[start]

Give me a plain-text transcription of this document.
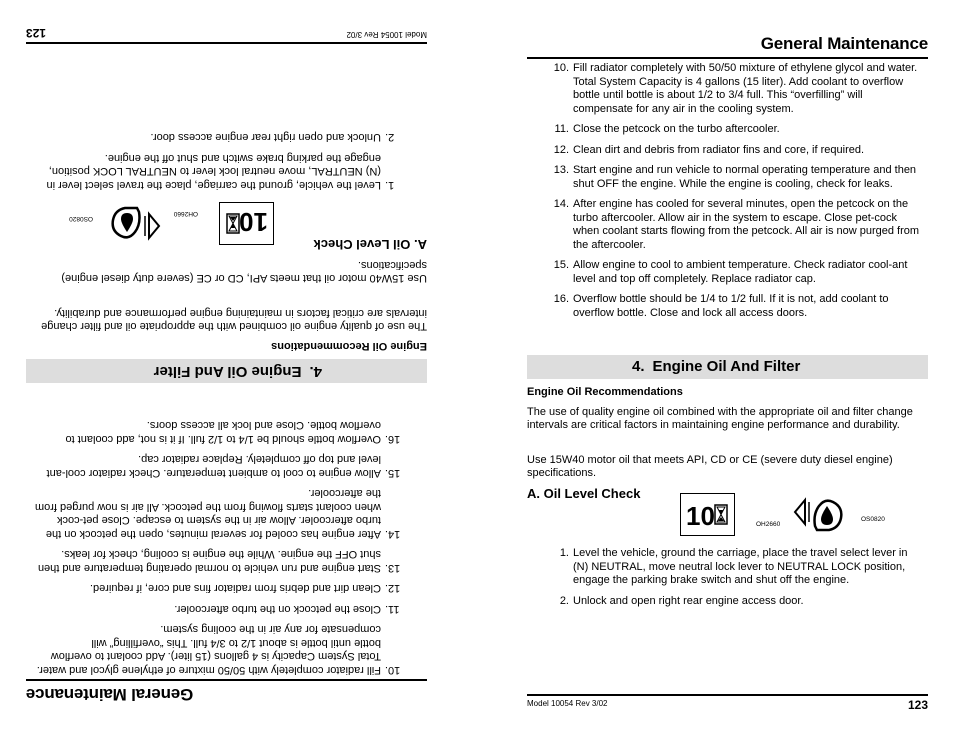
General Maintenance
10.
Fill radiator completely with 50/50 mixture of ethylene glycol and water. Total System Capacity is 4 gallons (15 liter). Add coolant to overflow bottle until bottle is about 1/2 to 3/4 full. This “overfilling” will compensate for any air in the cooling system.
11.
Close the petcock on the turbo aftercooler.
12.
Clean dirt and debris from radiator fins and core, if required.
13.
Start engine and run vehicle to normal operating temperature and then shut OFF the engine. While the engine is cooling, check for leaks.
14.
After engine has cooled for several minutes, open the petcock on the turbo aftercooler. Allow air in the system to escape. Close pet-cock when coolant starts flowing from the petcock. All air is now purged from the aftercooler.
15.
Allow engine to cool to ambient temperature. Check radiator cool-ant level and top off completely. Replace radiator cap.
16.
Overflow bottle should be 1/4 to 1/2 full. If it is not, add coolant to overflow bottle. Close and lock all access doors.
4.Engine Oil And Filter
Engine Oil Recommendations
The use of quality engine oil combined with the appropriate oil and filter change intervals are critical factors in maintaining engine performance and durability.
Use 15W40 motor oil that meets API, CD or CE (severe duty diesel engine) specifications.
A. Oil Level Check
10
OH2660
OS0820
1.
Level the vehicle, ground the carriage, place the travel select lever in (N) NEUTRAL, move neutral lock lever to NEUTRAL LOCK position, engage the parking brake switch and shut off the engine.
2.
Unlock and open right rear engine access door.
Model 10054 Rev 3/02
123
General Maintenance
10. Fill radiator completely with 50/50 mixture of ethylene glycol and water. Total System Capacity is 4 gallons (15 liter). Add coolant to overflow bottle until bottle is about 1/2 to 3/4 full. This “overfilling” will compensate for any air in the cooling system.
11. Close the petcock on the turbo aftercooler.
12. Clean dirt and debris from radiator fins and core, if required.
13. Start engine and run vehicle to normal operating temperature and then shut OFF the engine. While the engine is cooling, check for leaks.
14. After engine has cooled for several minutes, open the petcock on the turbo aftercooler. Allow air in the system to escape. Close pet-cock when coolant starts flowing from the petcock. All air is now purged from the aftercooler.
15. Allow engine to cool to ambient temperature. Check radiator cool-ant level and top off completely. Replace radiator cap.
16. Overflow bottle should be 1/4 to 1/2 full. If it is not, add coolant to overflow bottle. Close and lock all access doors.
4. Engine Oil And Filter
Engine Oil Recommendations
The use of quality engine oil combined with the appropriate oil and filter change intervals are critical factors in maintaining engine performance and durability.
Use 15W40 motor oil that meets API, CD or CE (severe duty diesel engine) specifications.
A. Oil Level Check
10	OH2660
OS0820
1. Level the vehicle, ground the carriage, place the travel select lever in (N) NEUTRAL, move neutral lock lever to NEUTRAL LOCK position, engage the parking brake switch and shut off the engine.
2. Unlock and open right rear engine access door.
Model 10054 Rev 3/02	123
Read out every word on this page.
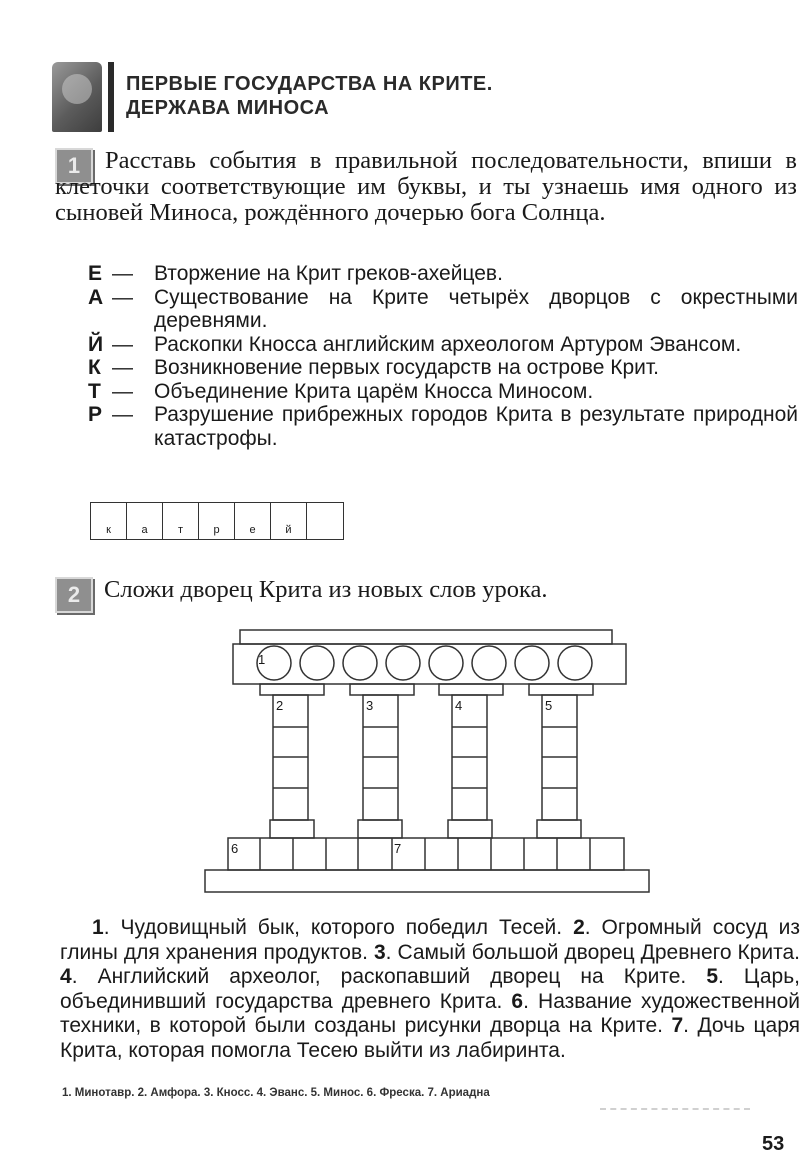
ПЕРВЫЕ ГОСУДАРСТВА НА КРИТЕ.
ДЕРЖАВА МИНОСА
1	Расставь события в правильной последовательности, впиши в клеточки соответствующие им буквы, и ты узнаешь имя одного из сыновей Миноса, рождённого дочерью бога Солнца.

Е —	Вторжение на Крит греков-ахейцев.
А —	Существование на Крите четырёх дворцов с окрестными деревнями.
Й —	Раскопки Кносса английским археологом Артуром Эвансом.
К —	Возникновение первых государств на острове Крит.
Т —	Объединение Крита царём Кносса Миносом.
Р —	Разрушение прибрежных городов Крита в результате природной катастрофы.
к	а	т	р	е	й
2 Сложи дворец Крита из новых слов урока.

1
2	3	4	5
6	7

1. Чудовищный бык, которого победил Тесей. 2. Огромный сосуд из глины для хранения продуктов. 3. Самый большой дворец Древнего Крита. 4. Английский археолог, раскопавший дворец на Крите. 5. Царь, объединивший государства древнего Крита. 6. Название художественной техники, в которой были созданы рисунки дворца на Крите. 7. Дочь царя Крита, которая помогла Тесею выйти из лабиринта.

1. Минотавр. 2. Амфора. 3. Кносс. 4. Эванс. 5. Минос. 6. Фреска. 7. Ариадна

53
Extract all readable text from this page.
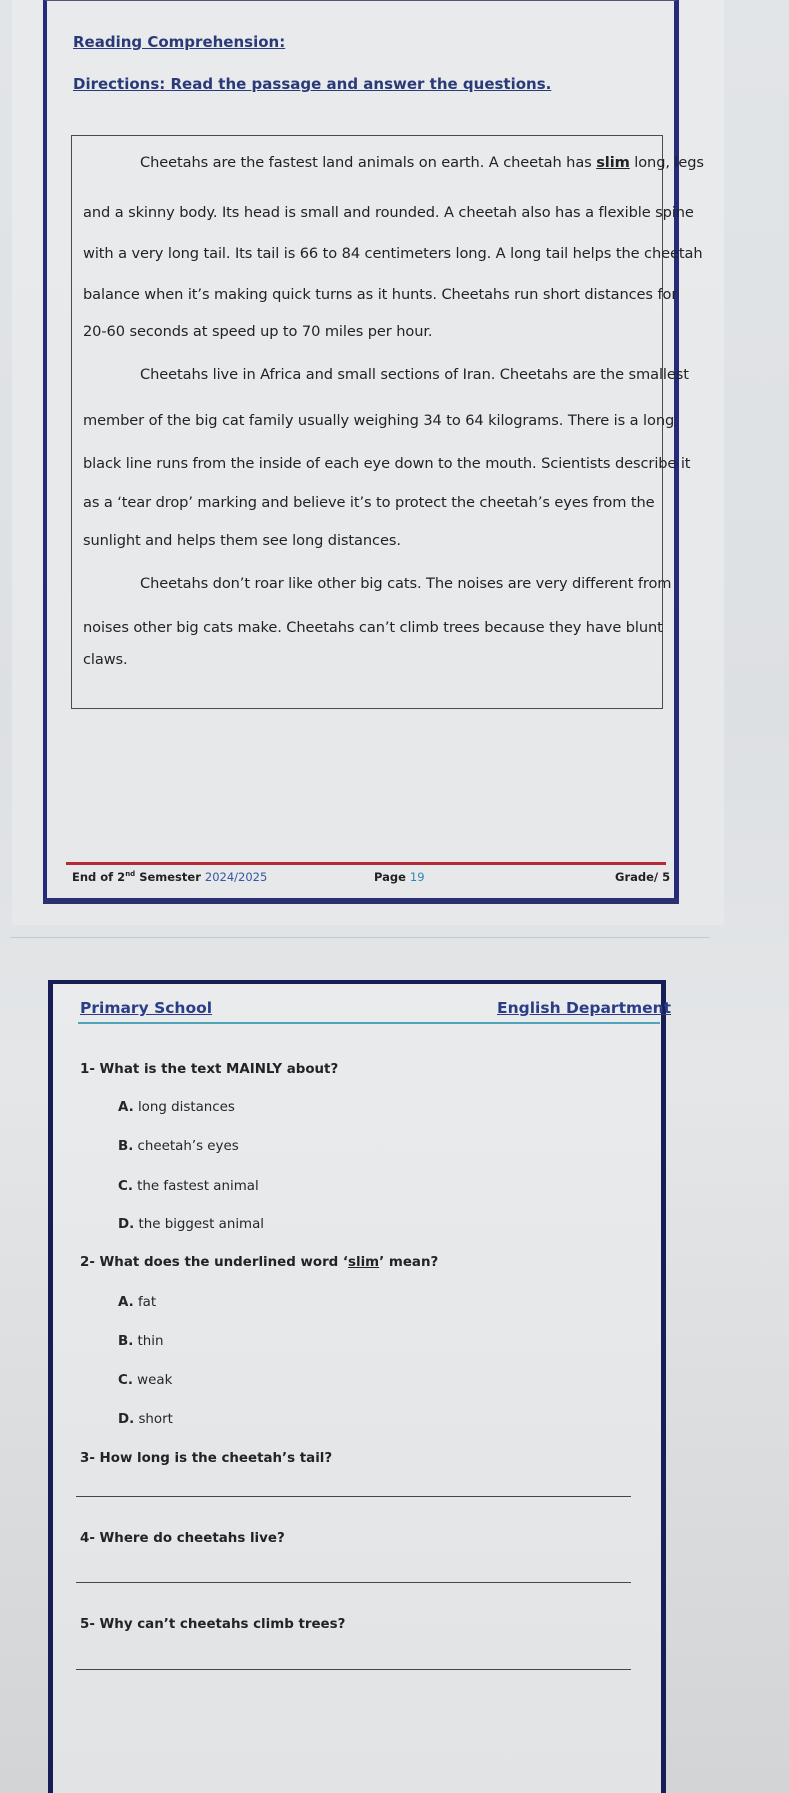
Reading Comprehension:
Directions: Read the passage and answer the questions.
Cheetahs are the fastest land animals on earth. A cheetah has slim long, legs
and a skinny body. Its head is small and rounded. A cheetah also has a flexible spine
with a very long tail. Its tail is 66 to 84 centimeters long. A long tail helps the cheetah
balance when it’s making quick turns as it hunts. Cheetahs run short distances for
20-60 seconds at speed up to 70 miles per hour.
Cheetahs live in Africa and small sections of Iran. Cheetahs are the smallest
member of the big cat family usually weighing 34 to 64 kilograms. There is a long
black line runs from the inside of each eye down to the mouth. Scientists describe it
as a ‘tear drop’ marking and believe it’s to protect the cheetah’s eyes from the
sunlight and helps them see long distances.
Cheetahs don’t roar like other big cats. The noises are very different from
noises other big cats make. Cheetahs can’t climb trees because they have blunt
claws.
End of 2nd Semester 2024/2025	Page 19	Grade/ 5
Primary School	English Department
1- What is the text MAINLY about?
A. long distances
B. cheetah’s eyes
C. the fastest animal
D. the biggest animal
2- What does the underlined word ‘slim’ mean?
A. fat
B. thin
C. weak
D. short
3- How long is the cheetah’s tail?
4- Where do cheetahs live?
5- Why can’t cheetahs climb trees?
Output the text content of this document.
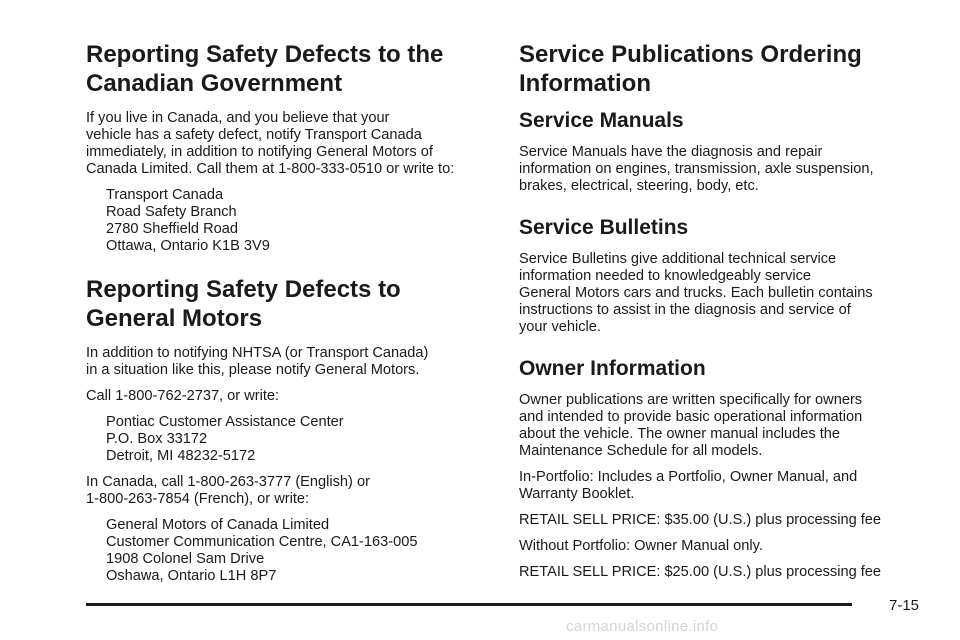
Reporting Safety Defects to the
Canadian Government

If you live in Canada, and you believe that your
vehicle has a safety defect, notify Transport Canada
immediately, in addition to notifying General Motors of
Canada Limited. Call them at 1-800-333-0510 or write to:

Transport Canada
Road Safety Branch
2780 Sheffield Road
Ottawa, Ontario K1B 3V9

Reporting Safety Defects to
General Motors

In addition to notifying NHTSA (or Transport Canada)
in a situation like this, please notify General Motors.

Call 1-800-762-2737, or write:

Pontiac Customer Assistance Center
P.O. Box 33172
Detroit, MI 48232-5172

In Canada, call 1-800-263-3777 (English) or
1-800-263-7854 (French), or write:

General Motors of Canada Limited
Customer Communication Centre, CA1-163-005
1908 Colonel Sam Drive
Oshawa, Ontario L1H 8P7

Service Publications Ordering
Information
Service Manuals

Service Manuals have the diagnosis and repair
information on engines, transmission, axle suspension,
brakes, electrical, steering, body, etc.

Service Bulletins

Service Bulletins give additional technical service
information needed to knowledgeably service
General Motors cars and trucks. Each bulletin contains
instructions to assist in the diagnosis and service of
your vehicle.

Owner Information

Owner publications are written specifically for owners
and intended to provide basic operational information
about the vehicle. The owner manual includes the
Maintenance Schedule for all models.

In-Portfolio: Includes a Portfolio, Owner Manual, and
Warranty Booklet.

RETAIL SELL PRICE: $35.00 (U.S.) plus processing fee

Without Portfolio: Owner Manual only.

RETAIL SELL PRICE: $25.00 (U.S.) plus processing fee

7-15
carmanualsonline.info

[end]

Written request
Only the number is needed: state how many lines in the listing contain "Limited".

Output of the exercise
2